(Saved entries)
__________
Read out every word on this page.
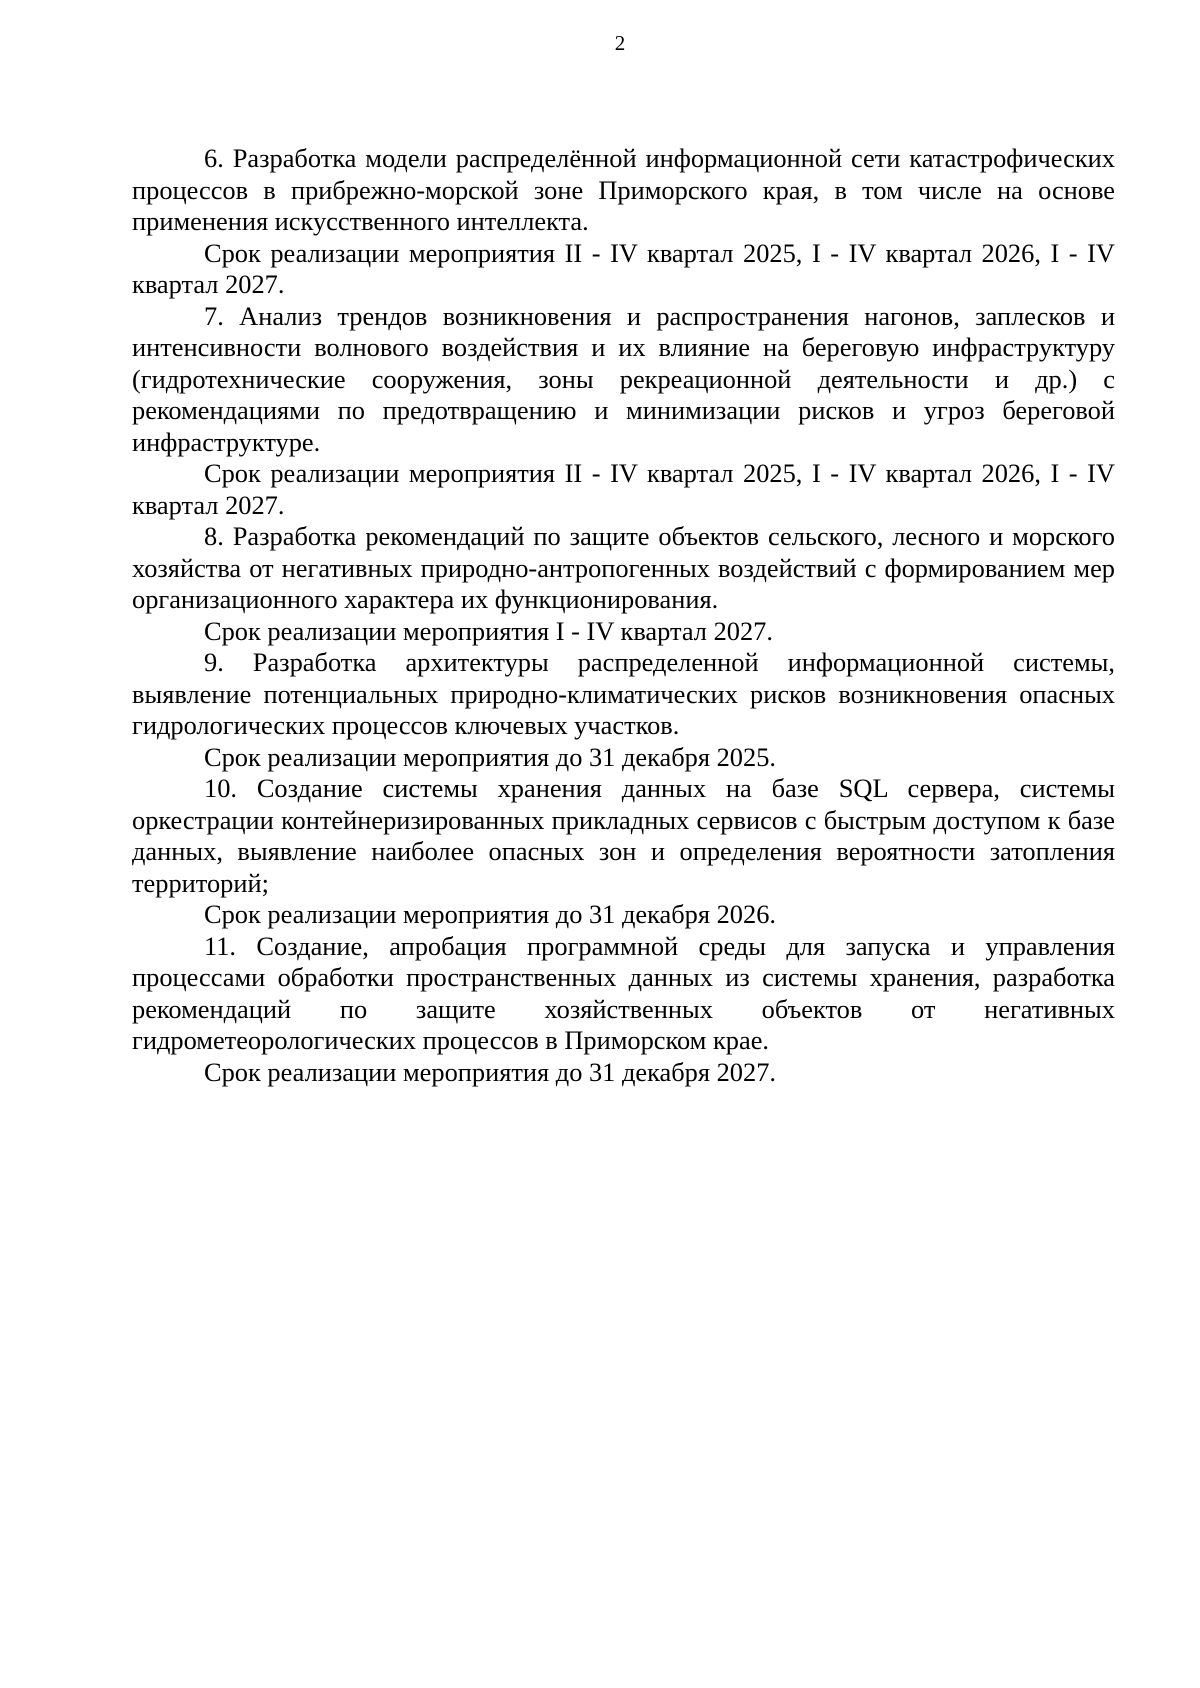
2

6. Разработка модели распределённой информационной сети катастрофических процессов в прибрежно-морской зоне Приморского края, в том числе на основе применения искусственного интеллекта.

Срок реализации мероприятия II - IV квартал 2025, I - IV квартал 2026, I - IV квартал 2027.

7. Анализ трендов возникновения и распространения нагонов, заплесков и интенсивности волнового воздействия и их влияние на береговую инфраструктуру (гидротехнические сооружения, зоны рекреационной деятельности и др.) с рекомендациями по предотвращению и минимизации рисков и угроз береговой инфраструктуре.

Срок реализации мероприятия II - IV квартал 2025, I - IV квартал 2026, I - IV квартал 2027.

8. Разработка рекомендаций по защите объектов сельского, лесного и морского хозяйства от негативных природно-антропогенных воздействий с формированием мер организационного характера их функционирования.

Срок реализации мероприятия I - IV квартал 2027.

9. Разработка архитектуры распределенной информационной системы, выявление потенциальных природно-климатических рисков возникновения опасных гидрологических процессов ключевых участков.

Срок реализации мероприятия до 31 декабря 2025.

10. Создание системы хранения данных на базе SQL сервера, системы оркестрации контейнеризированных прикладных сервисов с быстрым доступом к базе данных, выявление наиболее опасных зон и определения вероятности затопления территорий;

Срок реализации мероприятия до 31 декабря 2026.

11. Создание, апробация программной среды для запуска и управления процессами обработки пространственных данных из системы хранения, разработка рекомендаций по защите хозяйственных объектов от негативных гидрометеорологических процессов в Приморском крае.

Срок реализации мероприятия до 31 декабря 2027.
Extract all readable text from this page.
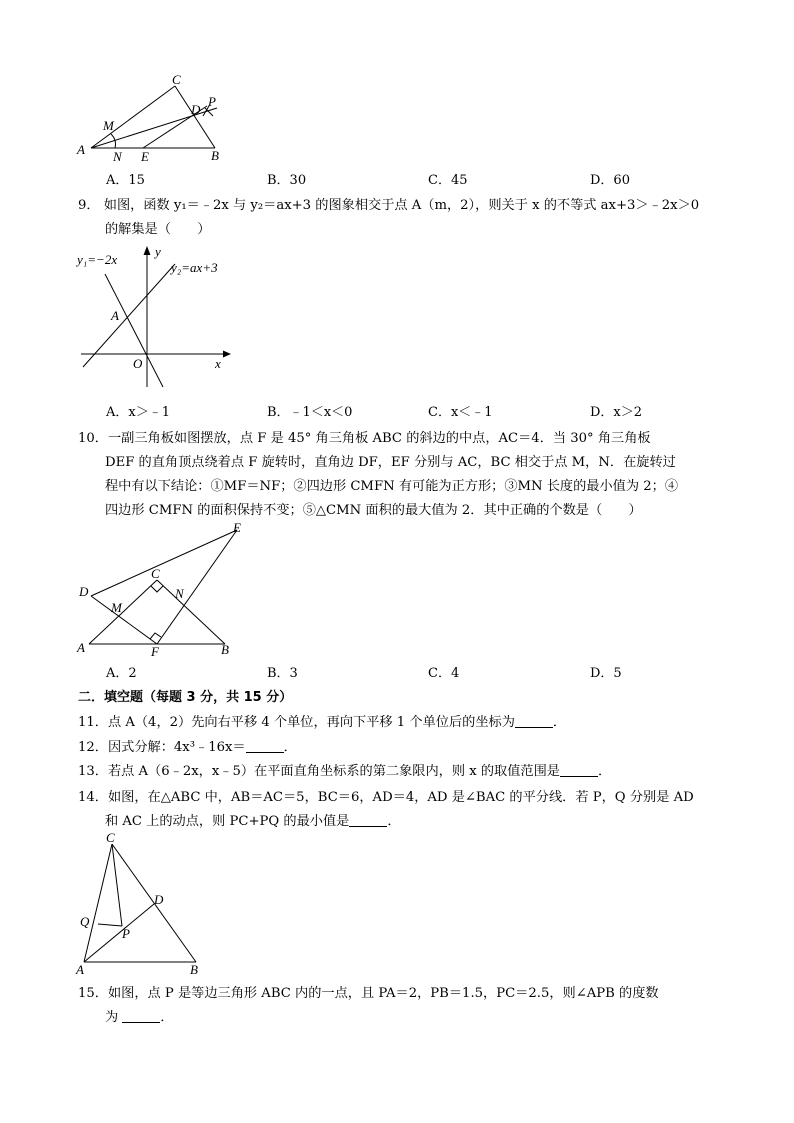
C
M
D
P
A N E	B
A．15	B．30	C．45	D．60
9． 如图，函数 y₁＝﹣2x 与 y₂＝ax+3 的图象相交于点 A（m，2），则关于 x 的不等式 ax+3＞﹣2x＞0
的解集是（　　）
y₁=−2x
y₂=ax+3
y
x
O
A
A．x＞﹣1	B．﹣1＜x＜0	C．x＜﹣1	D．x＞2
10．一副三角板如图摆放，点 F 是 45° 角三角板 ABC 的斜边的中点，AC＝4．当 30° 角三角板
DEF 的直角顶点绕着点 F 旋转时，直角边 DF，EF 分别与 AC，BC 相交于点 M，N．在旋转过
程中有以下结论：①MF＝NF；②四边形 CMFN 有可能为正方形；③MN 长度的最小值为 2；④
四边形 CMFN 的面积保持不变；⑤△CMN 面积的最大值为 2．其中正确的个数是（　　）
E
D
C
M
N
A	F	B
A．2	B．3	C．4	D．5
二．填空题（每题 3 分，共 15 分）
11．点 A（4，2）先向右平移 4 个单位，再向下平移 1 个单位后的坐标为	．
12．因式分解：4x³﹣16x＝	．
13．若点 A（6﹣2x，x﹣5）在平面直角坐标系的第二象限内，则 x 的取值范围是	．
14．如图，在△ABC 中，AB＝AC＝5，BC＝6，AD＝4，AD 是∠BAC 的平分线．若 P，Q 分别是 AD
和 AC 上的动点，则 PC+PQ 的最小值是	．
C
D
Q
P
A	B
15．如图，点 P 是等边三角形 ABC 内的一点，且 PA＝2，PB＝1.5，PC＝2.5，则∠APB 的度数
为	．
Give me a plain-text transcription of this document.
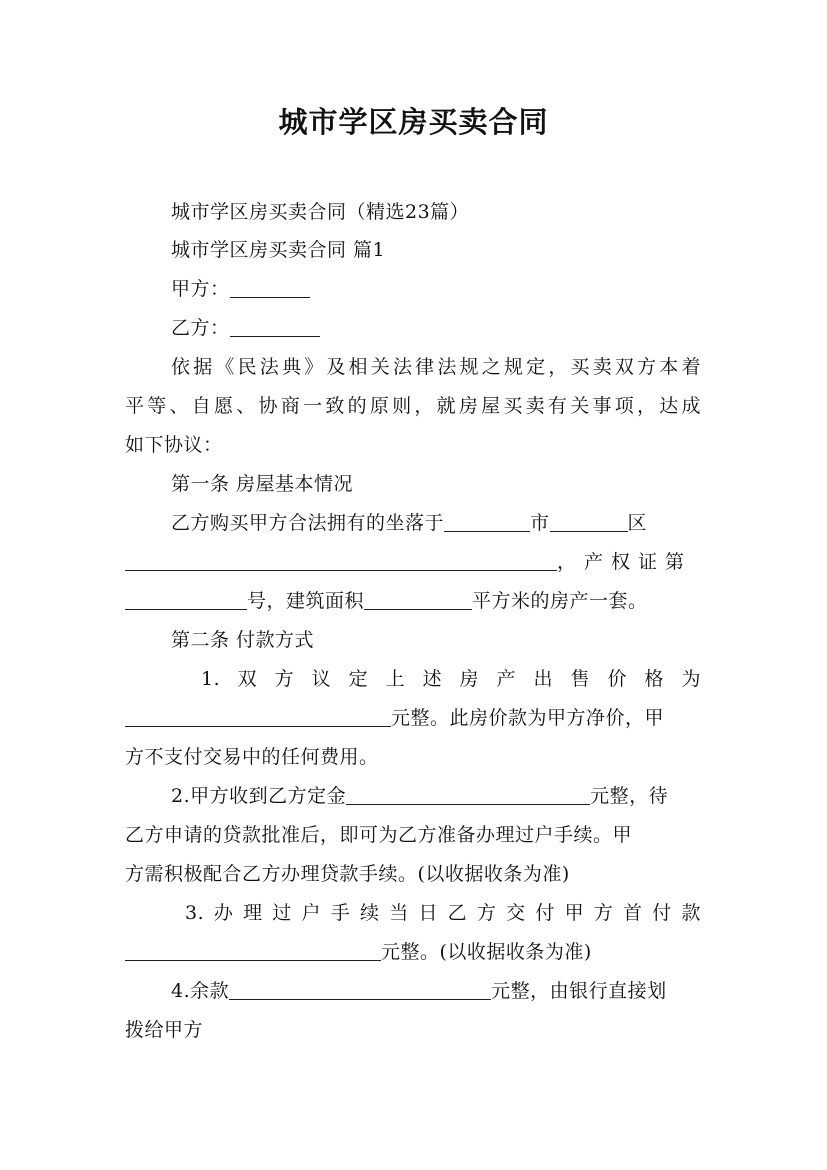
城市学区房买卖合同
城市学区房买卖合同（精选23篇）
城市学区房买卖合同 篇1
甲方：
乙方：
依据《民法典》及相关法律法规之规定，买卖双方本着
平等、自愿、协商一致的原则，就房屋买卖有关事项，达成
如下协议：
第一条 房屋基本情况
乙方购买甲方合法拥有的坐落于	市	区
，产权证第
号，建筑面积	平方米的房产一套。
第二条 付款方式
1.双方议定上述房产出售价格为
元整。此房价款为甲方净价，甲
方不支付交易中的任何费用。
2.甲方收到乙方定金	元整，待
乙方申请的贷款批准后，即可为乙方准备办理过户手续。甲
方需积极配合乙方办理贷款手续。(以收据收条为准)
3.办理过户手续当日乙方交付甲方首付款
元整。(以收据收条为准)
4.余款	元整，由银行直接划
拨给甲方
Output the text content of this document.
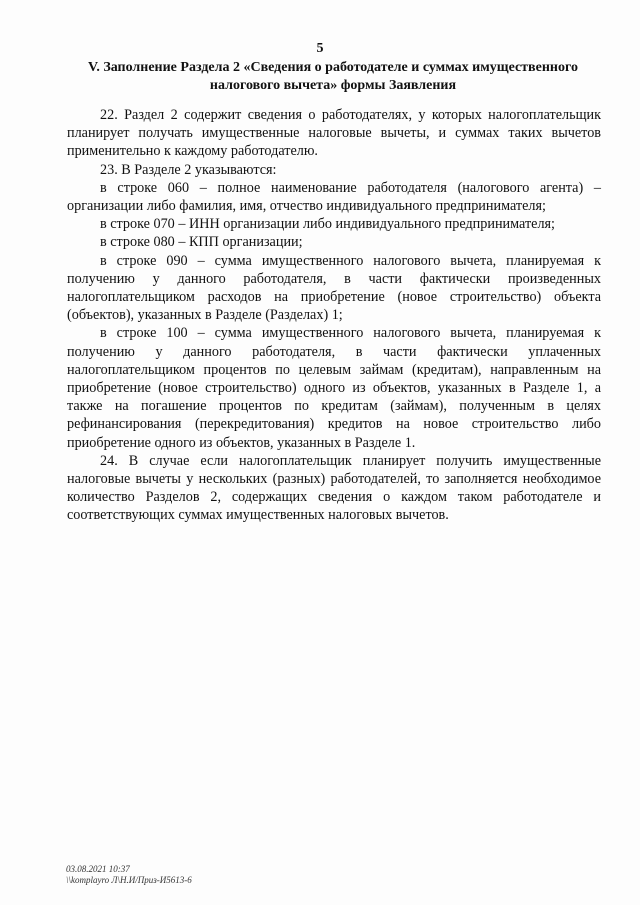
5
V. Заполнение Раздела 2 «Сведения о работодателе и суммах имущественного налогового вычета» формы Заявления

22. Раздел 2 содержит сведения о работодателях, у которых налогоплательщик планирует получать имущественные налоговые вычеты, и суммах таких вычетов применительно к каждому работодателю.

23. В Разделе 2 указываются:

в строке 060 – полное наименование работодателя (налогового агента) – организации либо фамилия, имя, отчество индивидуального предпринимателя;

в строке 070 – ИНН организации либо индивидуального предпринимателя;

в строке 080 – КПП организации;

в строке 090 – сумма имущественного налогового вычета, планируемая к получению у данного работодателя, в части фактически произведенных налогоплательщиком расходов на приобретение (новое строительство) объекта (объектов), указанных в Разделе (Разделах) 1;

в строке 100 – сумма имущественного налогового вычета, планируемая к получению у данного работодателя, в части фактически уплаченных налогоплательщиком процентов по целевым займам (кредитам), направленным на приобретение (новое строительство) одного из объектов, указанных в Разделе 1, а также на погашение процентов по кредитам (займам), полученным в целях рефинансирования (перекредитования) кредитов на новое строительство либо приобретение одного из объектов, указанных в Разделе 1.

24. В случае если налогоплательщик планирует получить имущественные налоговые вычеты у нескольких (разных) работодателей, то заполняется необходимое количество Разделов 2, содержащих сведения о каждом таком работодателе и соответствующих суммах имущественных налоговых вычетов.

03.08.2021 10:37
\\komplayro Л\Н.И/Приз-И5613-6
__________
## Exercise aim:
Each line in the records above should be reproduced exactly; images are not copied.

## Exercise solution:
Read out every word on this page.
2

6. Разработка модели распределённой информационной сети катастрофических процессов в прибрежно-морской зоне Приморского края, в том числе на основе применения искусственного интеллекта.

Срок реализации мероприятия II - IV квартал 2025, I - IV квартал 2026, I - IV квартал 2027.

7. Анализ трендов возникновения и распространения нагонов, заплесков и интенсивности волнового воздействия и их влияние на береговую инфраструктуру (гидротехнические сооружения, зоны рекреационной деятельности и др.) с рекомендациями по предотвращению и минимизации рисков и угроз береговой инфраструктуре.

Срок реализации мероприятия II - IV квартал 2025, I - IV квартал 2026, I - IV квартал 2027.

8. Разработка рекомендаций по защите объектов сельского, лесного и морского хозяйства от негативных природно-антропогенных воздействий с формированием мер организационного характера их функционирования.

Срок реализации мероприятия I - IV квартал 2027.

9. Разработка архитектуры распределенной информационной системы, выявление потенциальных природно-климатических рисков возникновения опасных гидрологических процессов ключевых участков.

Срок реализации мероприятия до 31 декабря 2025.

10. Создание системы хранения данных на базе SQL сервера, системы оркестрации контейнеризированных прикладных сервисов с быстрым доступом к базе данных, выявление наиболее опасных зон и определения вероятности затопления территорий;

Срок реализации мероприятия до 31 декабря 2026.

11. Создание, апробация программной среды для запуска и управления процессами обработки пространственных данных из системы хранения, разработка рекомендаций по защите хозяйственных объектов от негативных гидрометеорологических процессов в Приморском крае.

Срок реализации мероприятия до 31 декабря 2027.
Extract all readable text from this page.
C
M
D
P
A N E	B
A．15	B．30	C．45	D．60
9． 如图，函数 y₁＝﹣2x 与 y₂＝ax+3 的图象相交于点 A（m，2），则关于 x 的不等式 ax+3＞﹣2x＞0
的解集是（　　）
y₁=−2x
y₂=ax+3
y
x
O
A
A．x＞﹣1	B．﹣1＜x＜0	C．x＜﹣1	D．x＞2
10．一副三角板如图摆放，点 F 是 45° 角三角板 ABC 的斜边的中点，AC＝4．当 30° 角三角板
DEF 的直角顶点绕着点 F 旋转时，直角边 DF，EF 分别与 AC，BC 相交于点 M，N．在旋转过
程中有以下结论：①MF＝NF；②四边形 CMFN 有可能为正方形；③MN 长度的最小值为 2；④
四边形 CMFN 的面积保持不变；⑤△CMN 面积的最大值为 2．其中正确的个数是（　　）
E
D
C
M
N
A	F	B
A．2	B．3	C．4	D．5
二．填空题（每题 3 分，共 15 分）
11．点 A（4，2）先向右平移 4 个单位，再向下平移 1 个单位后的坐标为	．
12．因式分解：4x³﹣16x＝	．
13．若点 A（6﹣2x，x﹣5）在平面直角坐标系的第二象限内，则 x 的取值范围是	．
14．如图，在△ABC 中，AB＝AC＝5，BC＝6，AD＝4，AD 是∠BAC 的平分线．若 P，Q 分别是 AD
和 AC 上的动点，则 PC+PQ 的最小值是	．
C
D
Q
P
A	B
15．如图，点 P 是等边三角形 ABC 内的一点，且 PA＝2，PB＝1.5，PC＝2.5，则∠APB 的度数
为	．
Give me a plain-text transcription of this document.
城市学区房买卖合同
城市学区房买卖合同（精选23篇）
城市学区房买卖合同 篇1
甲方：
乙方：
依据《民法典》及相关法律法规之规定，买卖双方本着
平等、自愿、协商一致的原则，就房屋买卖有关事项，达成
如下协议：
第一条 房屋基本情况
乙方购买甲方合法拥有的坐落于	市	区
，产权证第
号，建筑面积	平方米的房产一套。
第二条 付款方式
1.双方议定上述房产出售价格为
元整。此房价款为甲方净价，甲
方不支付交易中的任何费用。
2.甲方收到乙方定金	元整，待
乙方申请的贷款批准后，即可为乙方准备办理过户手续。甲
方需积极配合乙方办理贷款手续。(以收据收条为准)
3.办理过户手续当日乙方交付甲方首付款
元整。(以收据收条为准)
4.余款	元整，由银行直接划
拨给甲方
Output the text content of this document.
5
V. Заполнение Раздела 2 «Сведения о работодателе и суммах имущественного налогового вычета» формы Заявления

22. Раздел 2 содержит сведения о работодателях, у которых налогоплательщик планирует получать имущественные налоговые вычеты, и суммах таких вычетов применительно к каждому работодателю.

23. В Разделе 2 указываются:

в строке 060 – полное наименование работодателя (налогового агента) – организации либо фамилия, имя, отчество индивидуального предпринимателя;

в строке 070 – ИНН организации либо индивидуального предпринимателя;

в строке 080 – КПП организации;

в строке 090 – сумма имущественного налогового вычета, планируемая к получению у данного работодателя, в части фактически произведенных налогоплательщиком расходов на приобретение (новое строительство) объекта (объектов), указанных в Разделе (Разделах) 1;

в строке 100 – сумма имущественного налогового вычета, планируемая к получению у данного работодателя, в части фактически уплаченных налогоплательщиком процентов по целевым займам (кредитам), направленным на приобретение (новое строительство) одного из объектов, указанных в Разделе 1, а также на погашение процентов по кредитам (займам), полученным в целях рефинансирования (перекредитования) кредитов на новое строительство либо приобретение одного из объектов, указанных в Разделе 1.

24. В случае если налогоплательщик планирует получить имущественные налоговые вычеты у нескольких (разных) работодателей, то заполняется необходимое количество Разделов 2, содержащих сведения о каждом таком работодателе и соответствующих суммах имущественных налоговых вычетов.

03.08.2021 10:37
\\komplayro Л\Н.И/Приз-И5613-6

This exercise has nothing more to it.